Work instructions:
All lines holding the string "JSON" are to be shown.

— begin Given data —

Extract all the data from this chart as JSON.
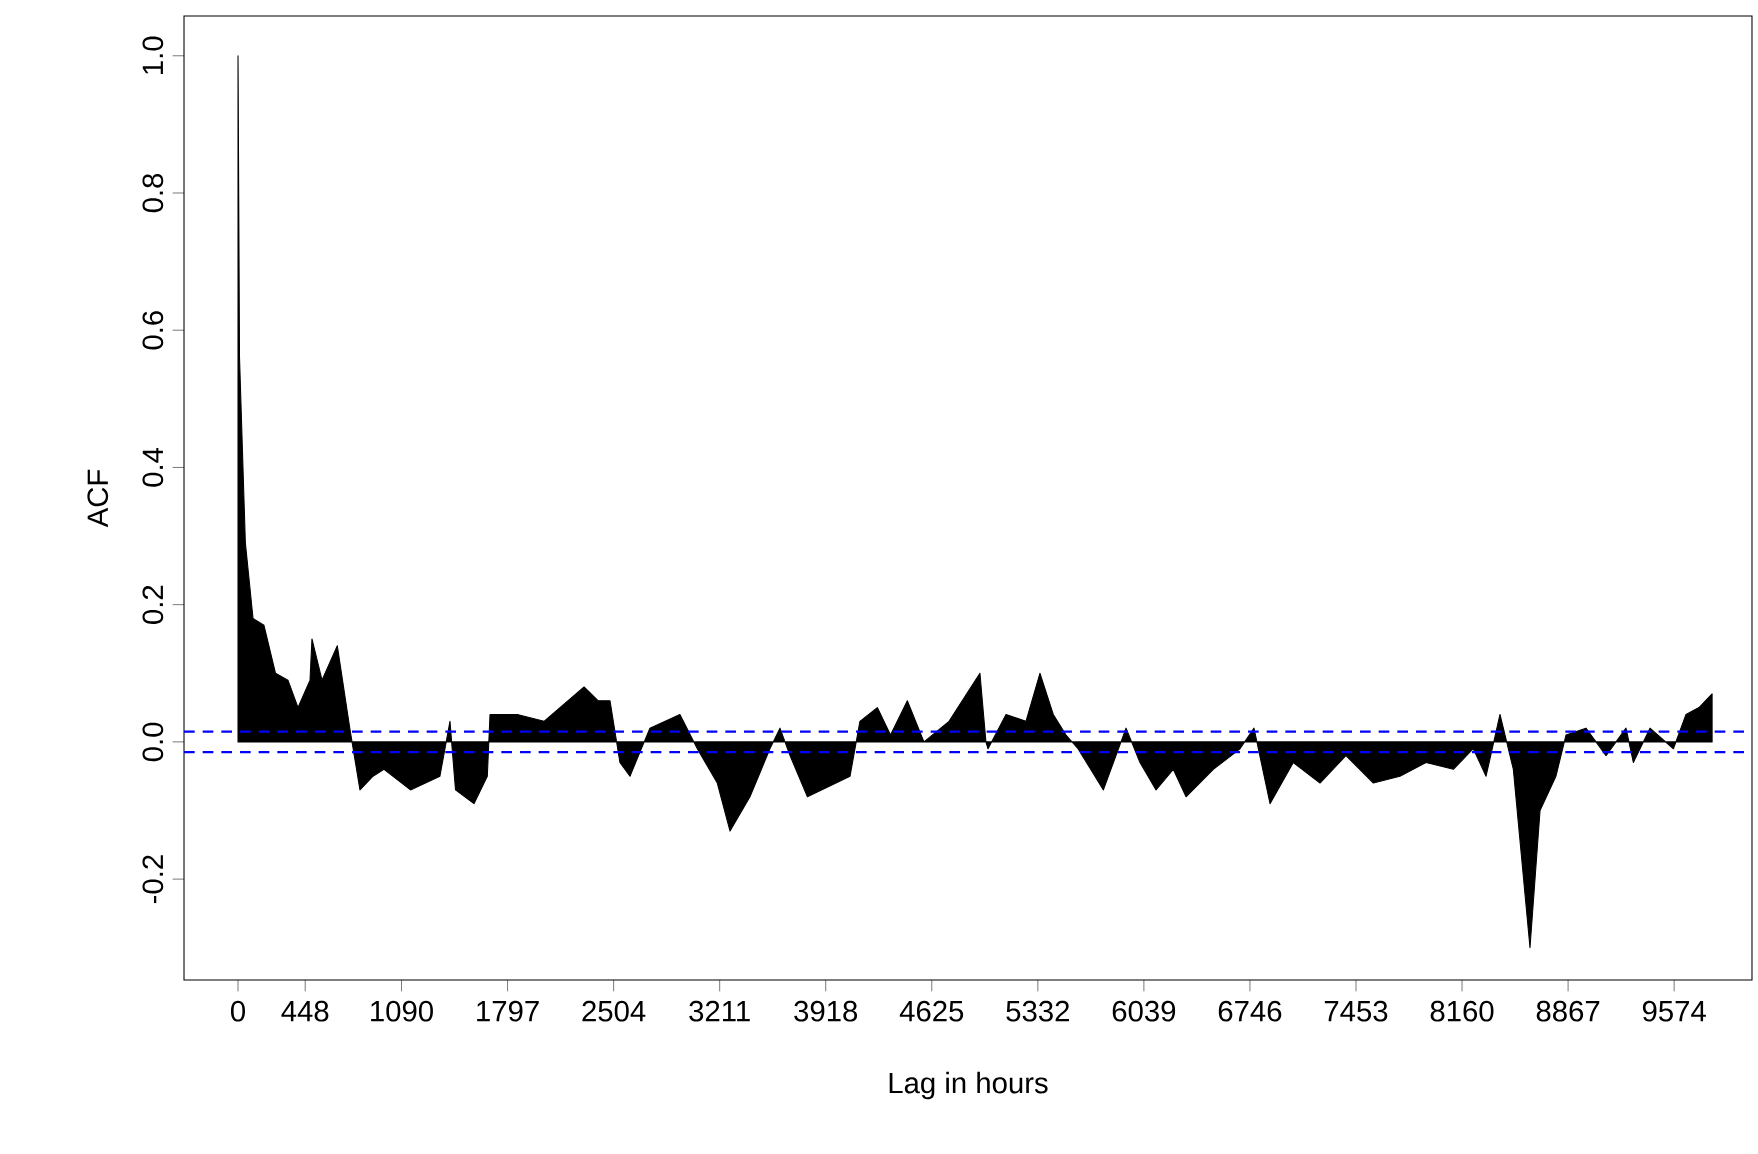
{
  "chart_data": {
    "type": "area",
    "xlabel": "Lag in hours",
    "ylabel": "ACF",
    "x": [
      0,
      10,
      49,
      100,
      173,
      250,
      333,
      400,
      480,
      493,
      560,
      662,
      745,
      813,
      900,
      973,
      1150,
      1346,
      1413,
      1450,
      1573,
      1662,
      1680,
      1862,
      2040,
      2307,
      2400,
      2480,
      2546,
      2613,
      2746,
      2946,
      3062,
      3195,
      3280,
      3413,
      3546,
      3613,
      3680,
      3796,
      4080,
      4146,
      4262,
      4350,
      4462,
      4573,
      4740,
      4946,
      4986,
      5000,
      5120,
      5253,
      5346,
      5435,
      5520,
      5600,
      5769,
      5920,
      6013,
      6120,
      6235,
      6320,
      6502,
      6680,
      6773,
      6880,
      7035,
      7213,
      7386,
      7569,
      7746,
      7920,
      8102,
      8235,
      8320,
      8413,
      8502,
      8613,
      8680,
      8786,
      8853,
      8986,
      9120,
      9253,
      9302,
      9413,
      9569,
      9653,
      9740,
      9827
    ],
    "series": [
      {
        "color": "#000000",
        "values": [
          1.0,
          0.56,
          0.29,
          0.18,
          0.17,
          0.1,
          0.09,
          0.05,
          0.09,
          0.15,
          0.09,
          0.14,
          0.02,
          -0.07,
          -0.05,
          -0.04,
          -0.07,
          -0.05,
          0.03,
          -0.07,
          -0.09,
          -0.05,
          0.04,
          0.04,
          0.03,
          0.08,
          0.06,
          0.06,
          -0.03,
          -0.05,
          0.02,
          0.04,
          -0.01,
          -0.06,
          -0.13,
          -0.08,
          -0.01,
          0.02,
          -0.02,
          -0.08,
          -0.05,
          0.03,
          0.05,
          0.01,
          0.06,
          0.0,
          0.03,
          0.1,
          0.0,
          -0.01,
          0.04,
          0.03,
          0.1,
          0.04,
          0.01,
          -0.01,
          -0.07,
          0.02,
          -0.03,
          -0.07,
          -0.04,
          -0.08,
          -0.04,
          -0.01,
          0.02,
          -0.09,
          -0.03,
          -0.06,
          -0.02,
          -0.06,
          -0.05,
          -0.03,
          -0.04,
          -0.01,
          -0.05,
          0.04,
          -0.04,
          -0.3,
          -0.1,
          -0.05,
          0.01,
          0.02,
          -0.02,
          0.02,
          -0.03,
          0.02,
          -0.01,
          0.04,
          0.05,
          0.07
        ]
      }
    ],
    "xlim": [
      -360,
      10093
    ],
    "ylim": [
      -0.347,
      1.058
    ],
    "xticks": [
      0,
      448,
      1090,
      1797,
      2504,
      3211,
      3918,
      4625,
      5332,
      6039,
      6746,
      7453,
      8160,
      8867,
      9574
    ],
    "yticks": [
      {
        "value": -0.2,
        "label": "-0.2"
      },
      {
        "value": 0,
        "label": "0.0"
      },
      {
        "value": 0.2,
        "label": "0.2"
      },
      {
        "value": 0.4,
        "label": "0.4"
      },
      {
        "value": 0.6,
        "label": "0.6"
      },
      {
        "value": 0.8,
        "label": "0.8"
      },
      {
        "value": 1,
        "label": "1.0"
      }
    ],
    "ref_lines": [
      {
        "axis": "y",
        "value": 0.015,
        "color": "#0000ff",
        "line_style": "dashed"
      },
      {
        "axis": "y",
        "value": -0.015,
        "color": "#0000ff",
        "line_style": "dashed"
      }
    ],
    "grid": false
  }
}
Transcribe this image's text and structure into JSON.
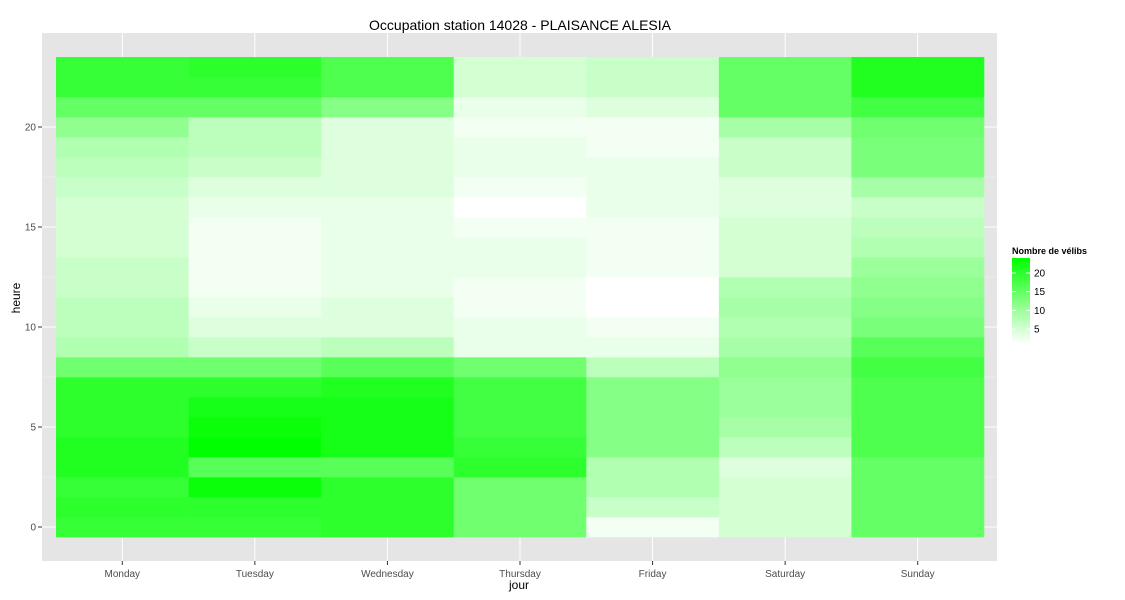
{
  "chart_data": {
    "type": "heatmap",
    "title": "Occupation station 14028 - PLAISANCE ALESIA",
    "xlabel": "jour",
    "ylabel": "heure",
    "days": [
      "Monday",
      "Tuesday",
      "Wednesday",
      "Thursday",
      "Friday",
      "Saturday",
      "Sunday"
    ],
    "hours": [
      0,
      1,
      2,
      3,
      4,
      5,
      6,
      7,
      8,
      9,
      10,
      11,
      12,
      13,
      14,
      15,
      16,
      17,
      18,
      19,
      20,
      21,
      22,
      23
    ],
    "y_ticks": [
      0,
      5,
      10,
      15,
      20
    ],
    "ylim": [
      -0.5,
      23.5
    ],
    "color_min": 1,
    "color_max": 24,
    "color_low": "#ffffff",
    "color_high": "#00ff00",
    "background": "#e5e5e5",
    "grid_color": "#ffffff",
    "values": [
      [
        19,
        20,
        19,
        21,
        21,
        20,
        20,
        20,
        14,
        8,
        7,
        7,
        6,
        6,
        5,
        5,
        5,
        6,
        7,
        8,
        11,
        15,
        19,
        19
      ],
      [
        19,
        20,
        23,
        16,
        24,
        23,
        22,
        20,
        14,
        6,
        4,
        3,
        2,
        2,
        2,
        2,
        3,
        4,
        6,
        7,
        7,
        15,
        19,
        20
      ],
      [
        20,
        20,
        20,
        16,
        22,
        22,
        22,
        21,
        16,
        7,
        4,
        4,
        3,
        3,
        3,
        3,
        3,
        4,
        4,
        4,
        4,
        12,
        17,
        17
      ],
      [
        14,
        14,
        14,
        20,
        19,
        18,
        18,
        18,
        14,
        3,
        3,
        2,
        2,
        3,
        3,
        2,
        1,
        2,
        3,
        3,
        2,
        3,
        5,
        5
      ],
      [
        2,
        6,
        8,
        8,
        12,
        12,
        12,
        12,
        7,
        3,
        2,
        1,
        1,
        2,
        2,
        2,
        3,
        3,
        3,
        2,
        2,
        4,
        6,
        6
      ],
      [
        5,
        5,
        5,
        4,
        7,
        9,
        10,
        10,
        11,
        9,
        8,
        9,
        8,
        5,
        5,
        5,
        4,
        4,
        6,
        6,
        9,
        15,
        15,
        15
      ],
      [
        15,
        15,
        15,
        15,
        17,
        17,
        17,
        17,
        18,
        16,
        13,
        12,
        11,
        10,
        8,
        7,
        6,
        9,
        13,
        13,
        14,
        18,
        21,
        21
      ]
    ],
    "legend": {
      "title": "Nombre de vélibs",
      "breaks": [
        5,
        10,
        15,
        20
      ],
      "position": "right"
    }
  }
}
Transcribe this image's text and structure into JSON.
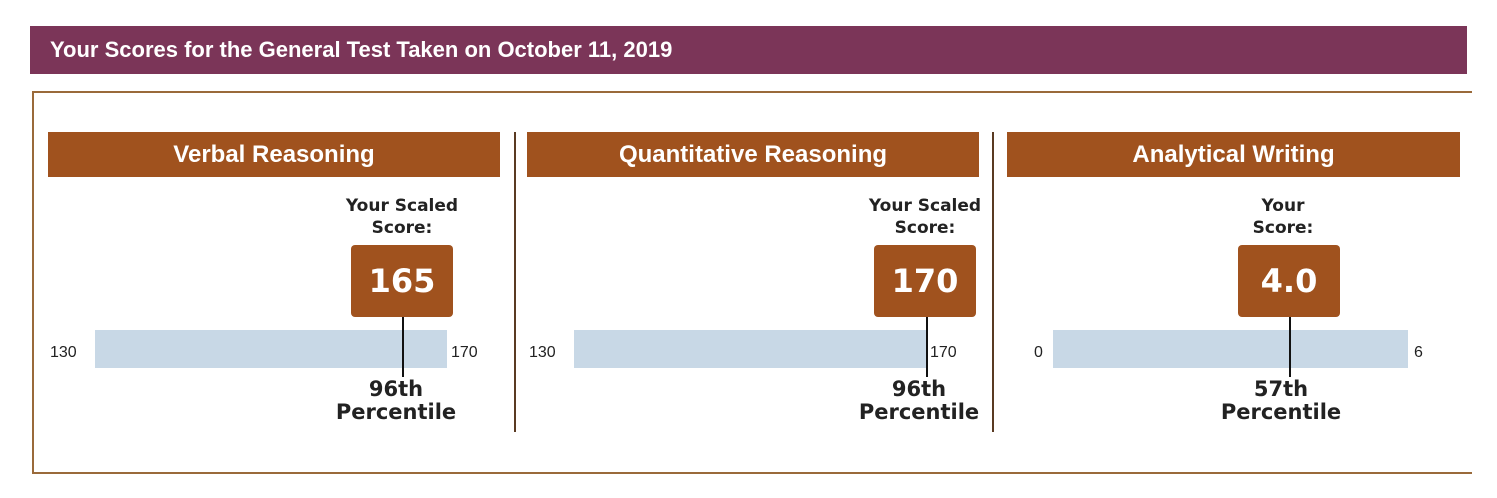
{
  "header": {
    "title": "Your Scores for the General Test Taken on October 11, 2019"
  },
  "sections": [
    {
      "name": "Verbal Reasoning",
      "score_caption_line1": "Your Scaled",
      "score_caption_line2": "Score:",
      "score": "165",
      "scale_min": "130",
      "scale_max": "170",
      "percentile_line1": "96th",
      "percentile_line2": "Percentile"
    },
    {
      "name": "Quantitative Reasoning",
      "score_caption_line1": "Your Scaled",
      "score_caption_line2": "Score:",
      "score": "170",
      "scale_min": "130",
      "scale_max": "170",
      "percentile_line1": "96th",
      "percentile_line2": "Percentile"
    },
    {
      "name": "Analytical Writing",
      "score_caption_line1": "Your",
      "score_caption_line2": "Score:",
      "score": "4.0",
      "scale_min": "0",
      "scale_max": "6",
      "percentile_line1": "57th",
      "percentile_line2": "Percentile"
    }
  ],
  "colors": {
    "title_bar": "#7b3558",
    "section_header": "#a0521e",
    "score_box": "#a0521e",
    "scale_bar": "#c8d8e6"
  }
}
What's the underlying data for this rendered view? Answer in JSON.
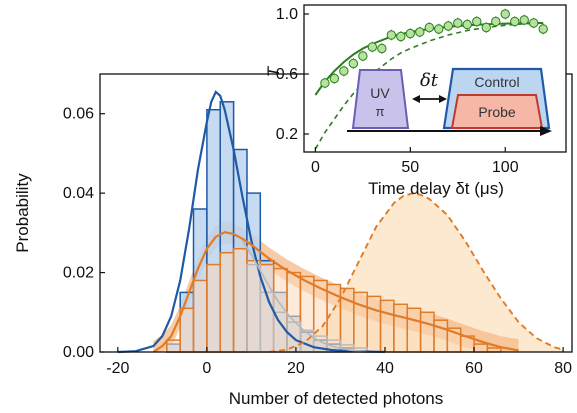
{
  "chart_data": [
    {
      "type": "bar",
      "xlabel": "Number of detected photons",
      "ylabel": "Probability",
      "xlim": [
        -24,
        82
      ],
      "ylim": [
        0,
        0.07
      ],
      "xticks": [
        -20,
        0,
        20,
        40,
        60,
        80
      ],
      "yticks": [
        "0.00",
        "0.02",
        "0.04",
        "0.06"
      ],
      "bin_width": 3,
      "colors": {
        "blue": "#1f5aa6",
        "blue_fill": "#bcd3ee",
        "orange": "#e07b28",
        "orange_fill": "#fbd9b8",
        "orange_band": "#f6b98a",
        "peach_area": "#fde9cf",
        "gray": "#b8b8b8"
      },
      "series": [
        {
          "style": "histogram",
          "color": "blue",
          "bin_starts": [
            -9,
            -6,
            -3,
            0,
            3,
            6,
            9,
            12,
            15,
            18,
            21,
            24,
            27,
            30
          ],
          "values": [
            0.002,
            0.015,
            0.036,
            0.061,
            0.063,
            0.051,
            0.04,
            0.023,
            0.015,
            0.009,
            0.005,
            0.003,
            0.002,
            0.001
          ]
        },
        {
          "style": "histogram",
          "color": "orange",
          "bin_starts": [
            -9,
            -6,
            -3,
            0,
            3,
            6,
            9,
            12,
            15,
            18,
            21,
            24,
            27,
            30,
            33,
            36,
            39,
            42,
            45,
            48,
            51,
            54,
            57,
            60,
            63
          ],
          "values": [
            0.003,
            0.011,
            0.018,
            0.022,
            0.025,
            0.026,
            0.023,
            0.022,
            0.021,
            0.02,
            0.019,
            0.018,
            0.017,
            0.016,
            0.015,
            0.014,
            0.013,
            0.012,
            0.011,
            0.01,
            0.008,
            0.006,
            0.004,
            0.002,
            0.001
          ]
        },
        {
          "style": "histogram",
          "color": "gray",
          "bin_starts": [
            9,
            12,
            15,
            18,
            21,
            24,
            27,
            30,
            33
          ],
          "values": [
            0.022,
            0.015,
            0.01,
            0.0075,
            0.0055,
            0.004,
            0.003,
            0.0018,
            0.001
          ]
        },
        {
          "style": "line",
          "color": "blue",
          "x": [
            -20,
            -16,
            -12,
            -10,
            -8,
            -6,
            -4,
            -2,
            0,
            1,
            2,
            3,
            4,
            6,
            8,
            10,
            12,
            14,
            16,
            18,
            20,
            24,
            28,
            32,
            36,
            40
          ],
          "y": [
            0,
            0.0002,
            0.0015,
            0.004,
            0.009,
            0.018,
            0.031,
            0.046,
            0.058,
            0.063,
            0.0655,
            0.0645,
            0.061,
            0.051,
            0.039,
            0.028,
            0.019,
            0.0125,
            0.008,
            0.005,
            0.003,
            0.0012,
            0.0005,
            0.0002,
            0.0001,
            0
          ]
        },
        {
          "style": "line",
          "color": "orange",
          "x": [
            -12,
            -10,
            -8,
            -6,
            -4,
            -2,
            0,
            2,
            4,
            6,
            8,
            10,
            14,
            18,
            22,
            26,
            30,
            34,
            38,
            42,
            46,
            50,
            54,
            58,
            62,
            66,
            70
          ],
          "y": [
            0,
            0.0015,
            0.004,
            0.009,
            0.015,
            0.021,
            0.026,
            0.029,
            0.0302,
            0.0297,
            0.0285,
            0.027,
            0.0235,
            0.0205,
            0.018,
            0.0158,
            0.0138,
            0.012,
            0.0105,
            0.0093,
            0.0082,
            0.007,
            0.0056,
            0.004,
            0.0025,
            0.0012,
            0.0004
          ],
          "band": 0.0028
        },
        {
          "style": "dashed-area",
          "color": "orange",
          "x": [
            14,
            18,
            22,
            26,
            30,
            34,
            38,
            42,
            44,
            46,
            48,
            50,
            54,
            58,
            62,
            66,
            70,
            74,
            78,
            80
          ],
          "y": [
            0,
            0.0006,
            0.0025,
            0.0065,
            0.0135,
            0.0225,
            0.0315,
            0.0375,
            0.0392,
            0.0399,
            0.0396,
            0.0385,
            0.0345,
            0.028,
            0.0205,
            0.0135,
            0.0075,
            0.0035,
            0.0012,
            0.0006
          ]
        },
        {
          "style": "line",
          "color": "gray",
          "x": [
            8,
            10,
            12,
            14,
            16,
            18,
            20,
            22,
            24,
            26,
            28,
            30,
            32,
            34,
            36
          ],
          "y": [
            0.028,
            0.0245,
            0.0205,
            0.0165,
            0.0128,
            0.0098,
            0.0073,
            0.0052,
            0.0036,
            0.0024,
            0.0015,
            0.0009,
            0.0005,
            0.0002,
            0
          ]
        }
      ]
    },
    {
      "type": "scatter",
      "xlabel": "Time delay δt (μs)",
      "ylabel": "T",
      "xlim": [
        -6,
        132
      ],
      "ylim": [
        0.08,
        1.06
      ],
      "xticks": [
        0,
        50,
        100
      ],
      "yticks": [
        "0.2",
        "0.6",
        "1.0"
      ],
      "points": {
        "x": [
          5,
          10,
          15,
          20,
          25,
          30,
          35,
          40,
          45,
          50,
          55,
          60,
          65,
          70,
          75,
          80,
          85,
          90,
          95,
          100,
          105,
          110,
          115,
          120
        ],
        "y": [
          0.54,
          0.57,
          0.62,
          0.67,
          0.72,
          0.78,
          0.77,
          0.86,
          0.85,
          0.87,
          0.88,
          0.91,
          0.9,
          0.92,
          0.94,
          0.93,
          0.95,
          0.91,
          0.95,
          1.0,
          0.95,
          0.96,
          0.94,
          0.9
        ],
        "err": 0.035
      },
      "fit_solid": {
        "x": [
          0,
          5,
          10,
          15,
          20,
          25,
          30,
          40,
          50,
          60,
          70,
          80,
          90,
          100,
          110,
          120
        ],
        "y": [
          0.46,
          0.55,
          0.62,
          0.68,
          0.73,
          0.77,
          0.8,
          0.85,
          0.88,
          0.9,
          0.915,
          0.925,
          0.932,
          0.936,
          0.938,
          0.94
        ]
      },
      "fit_dashed": {
        "x": [
          0,
          5,
          10,
          15,
          20,
          25,
          30,
          35,
          40,
          45,
          50,
          60,
          70,
          80,
          90,
          100,
          110,
          120
        ],
        "y": [
          0.1,
          0.21,
          0.3,
          0.39,
          0.47,
          0.54,
          0.6,
          0.65,
          0.7,
          0.74,
          0.77,
          0.82,
          0.86,
          0.89,
          0.91,
          0.925,
          0.935,
          0.94
        ]
      },
      "colors": {
        "green": "#2e7d22",
        "point_fill": "#b5e39c"
      }
    }
  ],
  "schematic": {
    "uv_label": "UV",
    "pi_label": "π",
    "delay_label": "δt",
    "control_label": "Control",
    "probe_label": "Probe",
    "colors": {
      "uv_fill": "#c9c3ec",
      "uv_stroke": "#6a5fb5",
      "control_fill": "#bcd6f2",
      "control_stroke": "#1f5aa6",
      "probe_fill": "#f6b7a6",
      "probe_stroke": "#c0392b"
    }
  }
}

— end Given data —

Solution:
Extract all the data from this chart as JSON.
Transcribe this image's text and structure into JSON.
Transcribe this image's text and structure into JSON.
What's the underlying data for this rendered view? Answer in JSON.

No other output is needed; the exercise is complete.